> [OBJECTIVE]: Copy the listing below line for line, without changing a single character.

> [PROVIDED INFORMATION]:
/---

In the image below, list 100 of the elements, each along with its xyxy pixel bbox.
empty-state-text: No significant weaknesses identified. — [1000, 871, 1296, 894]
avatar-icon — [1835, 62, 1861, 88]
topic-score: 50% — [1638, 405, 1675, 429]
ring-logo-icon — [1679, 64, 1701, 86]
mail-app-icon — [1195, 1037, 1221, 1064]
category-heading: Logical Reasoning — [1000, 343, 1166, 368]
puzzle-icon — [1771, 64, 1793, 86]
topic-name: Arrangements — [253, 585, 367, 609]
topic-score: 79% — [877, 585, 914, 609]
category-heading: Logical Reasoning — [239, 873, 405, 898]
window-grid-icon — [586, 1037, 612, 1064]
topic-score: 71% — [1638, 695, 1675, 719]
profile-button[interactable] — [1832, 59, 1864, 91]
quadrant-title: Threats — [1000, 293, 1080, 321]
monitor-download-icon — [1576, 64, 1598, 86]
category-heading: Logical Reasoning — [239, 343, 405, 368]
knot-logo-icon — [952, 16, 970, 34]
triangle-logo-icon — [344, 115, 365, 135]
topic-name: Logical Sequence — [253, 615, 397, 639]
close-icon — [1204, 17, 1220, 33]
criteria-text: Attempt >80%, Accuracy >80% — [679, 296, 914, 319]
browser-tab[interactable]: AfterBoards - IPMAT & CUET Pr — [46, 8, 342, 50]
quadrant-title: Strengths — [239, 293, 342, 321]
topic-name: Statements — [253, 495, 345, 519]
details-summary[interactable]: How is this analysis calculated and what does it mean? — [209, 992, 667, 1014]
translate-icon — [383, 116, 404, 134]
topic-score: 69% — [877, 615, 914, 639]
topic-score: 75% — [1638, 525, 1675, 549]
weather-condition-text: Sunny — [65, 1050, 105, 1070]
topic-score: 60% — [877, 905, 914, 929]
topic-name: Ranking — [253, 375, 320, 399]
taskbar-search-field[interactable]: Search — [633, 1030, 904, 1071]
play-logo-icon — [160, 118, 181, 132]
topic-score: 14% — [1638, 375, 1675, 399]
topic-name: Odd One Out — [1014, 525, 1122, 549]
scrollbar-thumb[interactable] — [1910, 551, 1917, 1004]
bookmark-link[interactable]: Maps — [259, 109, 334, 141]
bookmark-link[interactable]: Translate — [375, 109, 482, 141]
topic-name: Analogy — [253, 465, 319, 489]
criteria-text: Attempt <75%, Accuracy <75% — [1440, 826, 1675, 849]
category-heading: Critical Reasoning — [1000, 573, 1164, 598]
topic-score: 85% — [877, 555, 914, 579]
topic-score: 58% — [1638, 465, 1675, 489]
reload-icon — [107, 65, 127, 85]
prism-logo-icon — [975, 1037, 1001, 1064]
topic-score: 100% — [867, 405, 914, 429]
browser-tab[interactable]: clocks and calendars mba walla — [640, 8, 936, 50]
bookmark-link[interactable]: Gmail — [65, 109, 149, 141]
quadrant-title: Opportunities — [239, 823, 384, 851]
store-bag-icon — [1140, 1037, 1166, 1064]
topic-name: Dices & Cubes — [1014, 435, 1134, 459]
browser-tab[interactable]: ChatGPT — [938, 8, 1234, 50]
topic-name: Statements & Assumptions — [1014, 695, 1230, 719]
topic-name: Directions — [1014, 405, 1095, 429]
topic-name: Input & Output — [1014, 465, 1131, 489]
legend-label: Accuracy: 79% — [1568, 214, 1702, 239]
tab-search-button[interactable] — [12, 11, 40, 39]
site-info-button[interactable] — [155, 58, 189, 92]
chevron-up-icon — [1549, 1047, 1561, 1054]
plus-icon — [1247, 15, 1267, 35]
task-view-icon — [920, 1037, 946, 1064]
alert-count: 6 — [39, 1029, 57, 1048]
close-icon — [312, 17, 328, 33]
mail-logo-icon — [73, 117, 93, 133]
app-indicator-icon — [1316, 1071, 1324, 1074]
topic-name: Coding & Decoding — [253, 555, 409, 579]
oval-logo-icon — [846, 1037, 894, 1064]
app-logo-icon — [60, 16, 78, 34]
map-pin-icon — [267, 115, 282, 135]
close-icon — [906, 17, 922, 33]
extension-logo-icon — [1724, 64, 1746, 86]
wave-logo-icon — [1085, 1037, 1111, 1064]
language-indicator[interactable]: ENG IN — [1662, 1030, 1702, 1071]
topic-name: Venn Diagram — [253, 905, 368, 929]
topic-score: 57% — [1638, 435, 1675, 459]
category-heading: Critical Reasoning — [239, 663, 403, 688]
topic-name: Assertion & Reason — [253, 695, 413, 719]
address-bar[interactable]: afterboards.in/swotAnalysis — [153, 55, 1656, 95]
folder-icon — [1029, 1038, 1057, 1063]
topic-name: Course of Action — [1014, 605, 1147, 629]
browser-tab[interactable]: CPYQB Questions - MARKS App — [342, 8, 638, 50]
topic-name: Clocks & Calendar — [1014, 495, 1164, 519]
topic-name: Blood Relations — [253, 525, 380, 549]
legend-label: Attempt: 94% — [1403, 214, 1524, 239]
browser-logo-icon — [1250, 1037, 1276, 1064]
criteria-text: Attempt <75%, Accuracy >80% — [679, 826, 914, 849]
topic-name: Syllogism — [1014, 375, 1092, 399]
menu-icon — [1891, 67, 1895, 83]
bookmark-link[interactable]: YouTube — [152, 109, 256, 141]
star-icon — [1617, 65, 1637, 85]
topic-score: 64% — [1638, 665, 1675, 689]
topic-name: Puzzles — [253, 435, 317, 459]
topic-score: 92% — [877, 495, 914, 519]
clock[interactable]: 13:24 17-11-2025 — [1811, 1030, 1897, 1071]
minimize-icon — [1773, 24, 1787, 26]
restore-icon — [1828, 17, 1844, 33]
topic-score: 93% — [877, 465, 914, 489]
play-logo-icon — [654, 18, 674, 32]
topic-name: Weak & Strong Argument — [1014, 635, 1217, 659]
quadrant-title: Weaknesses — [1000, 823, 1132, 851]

\---

> [FINISHED EXERCISE]:
In the image below, list 100 of the elements, each along with its xyxy pixel bbox.
empty-state-text: No significant weaknesses identified. — [1000, 871, 1296, 894]
avatar-icon — [1835, 62, 1861, 88]
topic-score: 50% — [1638, 405, 1675, 429]
ring-logo-icon — [1679, 64, 1701, 86]
mail-app-icon — [1195, 1037, 1221, 1064]
category-heading: Logical Reasoning — [1000, 343, 1166, 368]
puzzle-icon — [1771, 64, 1793, 86]
topic-name: Arrangements — [253, 585, 367, 609]
topic-score: 79% — [877, 585, 914, 609]
category-heading: Logical Reasoning — [239, 873, 405, 898]
window-grid-icon — [586, 1037, 612, 1064]
topic-score: 71% — [1638, 695, 1675, 719]
profile-button[interactable] — [1832, 59, 1864, 91]
quadrant-title: Threats — [1000, 293, 1080, 321]
monitor-download-icon — [1576, 64, 1598, 86]
category-heading: Logical Reasoning — [239, 343, 405, 368]
knot-logo-icon — [952, 16, 970, 34]
triangle-logo-icon — [344, 115, 365, 135]
topic-name: Logical Sequence — [253, 615, 397, 639]
close-icon — [1204, 17, 1220, 33]
criteria-text: Attempt >80%, Accuracy >80% — [679, 296, 914, 319]
browser-tab[interactable]: AfterBoards - IPMAT & CUET Pr — [46, 8, 342, 50]
quadrant-title: Strengths — [239, 293, 342, 321]
topic-name: Statements — [253, 495, 345, 519]
details-summary[interactable]: How is this analysis calculated and what does it mean? — [209, 992, 667, 1014]
translate-icon — [383, 116, 404, 134]
topic-score: 69% — [877, 615, 914, 639]
topic-score: 75% — [1638, 525, 1675, 549]
weather-condition-text: Sunny — [65, 1050, 105, 1070]
topic-score: 60% — [877, 905, 914, 929]
topic-name: Ranking — [253, 375, 320, 399]
taskbar-search-field[interactable]: Search — [633, 1030, 904, 1071]
play-logo-icon — [160, 118, 181, 132]
topic-score: 14% — [1638, 375, 1675, 399]
topic-name: Odd One Out — [1014, 525, 1122, 549]
scrollbar-thumb[interactable] — [1910, 551, 1917, 1004]
bookmark-link[interactable]: Maps — [259, 109, 334, 141]
bookmark-link[interactable]: Translate — [375, 109, 482, 141]
topic-name: Analogy — [253, 465, 319, 489]
criteria-text: Attempt <75%, Accuracy <75% — [1440, 826, 1675, 849]
category-heading: Critical Reasoning — [1000, 573, 1164, 598]
topic-score: 85% — [877, 555, 914, 579]
topic-score: 58% — [1638, 465, 1675, 489]
reload-icon — [107, 65, 127, 85]
prism-logo-icon — [975, 1037, 1001, 1064]
topic-score: 100% — [867, 405, 914, 429]
browser-tab[interactable]: clocks and calendars mba walla — [640, 8, 936, 50]
bookmark-link[interactable]: Gmail — [65, 109, 149, 141]
quadrant-title: Opportunities — [239, 823, 384, 851]
store-bag-icon — [1140, 1037, 1166, 1064]
topic-name: Dices & Cubes — [1014, 435, 1134, 459]
browser-tab[interactable]: ChatGPT — [938, 8, 1234, 50]
topic-name: Statements & Assumptions — [1014, 695, 1230, 719]
topic-name: Directions — [1014, 405, 1095, 429]
topic-name: Input & Output — [1014, 465, 1131, 489]
legend-label: Accuracy: 79% — [1568, 214, 1702, 239]
tab-search-button[interactable] — [12, 11, 40, 39]
site-info-button[interactable] — [155, 58, 189, 92]
chevron-up-icon — [1549, 1047, 1561, 1054]
plus-icon — [1247, 15, 1267, 35]
task-view-icon — [920, 1037, 946, 1064]
alert-count: 6 — [39, 1029, 57, 1048]
close-icon — [312, 17, 328, 33]
mail-logo-icon — [73, 117, 93, 133]
app-indicator-icon — [1316, 1071, 1324, 1074]
topic-name: Coding & Decoding — [253, 555, 409, 579]
oval-logo-icon — [846, 1037, 894, 1064]
app-logo-icon — [60, 16, 78, 34]
map-pin-icon — [267, 115, 282, 135]
close-icon — [906, 17, 922, 33]
extension-logo-icon — [1724, 64, 1746, 86]
wave-logo-icon — [1085, 1037, 1111, 1064]
language-indicator[interactable]: ENG IN — [1662, 1030, 1702, 1071]
topic-name: Venn Diagram — [253, 905, 368, 929]
topic-score: 57% — [1638, 435, 1675, 459]
category-heading: Critical Reasoning — [239, 663, 403, 688]
topic-name: Assertion & Reason — [253, 695, 413, 719]
address-bar[interactable]: afterboards.in/swotAnalysis — [153, 55, 1656, 95]
folder-icon — [1029, 1038, 1057, 1063]
topic-name: Course of Action — [1014, 605, 1147, 629]
browser-tab[interactable]: CPYQB Questions - MARKS App — [342, 8, 638, 50]
topic-name: Clocks & Calendar — [1014, 495, 1164, 519]
topic-name: Blood Relations — [253, 525, 380, 549]
legend-label: Attempt: 94% — [1403, 214, 1524, 239]
browser-logo-icon — [1250, 1037, 1276, 1064]
criteria-text: Attempt <75%, Accuracy >80% — [679, 826, 914, 849]
topic-name: Syllogism — [1014, 375, 1092, 399]
menu-icon — [1891, 67, 1895, 83]
bookmark-link[interactable]: YouTube — [152, 109, 256, 141]
star-icon — [1617, 65, 1637, 85]
topic-score: 64% — [1638, 665, 1675, 689]
topic-name: Puzzles — [253, 435, 317, 459]
topic-score: 92% — [877, 495, 914, 519]
clock[interactable]: 13:24 17-11-2025 — [1811, 1030, 1897, 1071]
minimize-icon — [1773, 24, 1787, 26]
restore-icon — [1828, 17, 1844, 33]
topic-score: 93% — [877, 465, 914, 489]
play-logo-icon — [654, 18, 674, 32]
topic-name: Weak & Strong Argument — [1014, 635, 1217, 659]
quadrant-title: Weaknesses — [1000, 823, 1132, 851]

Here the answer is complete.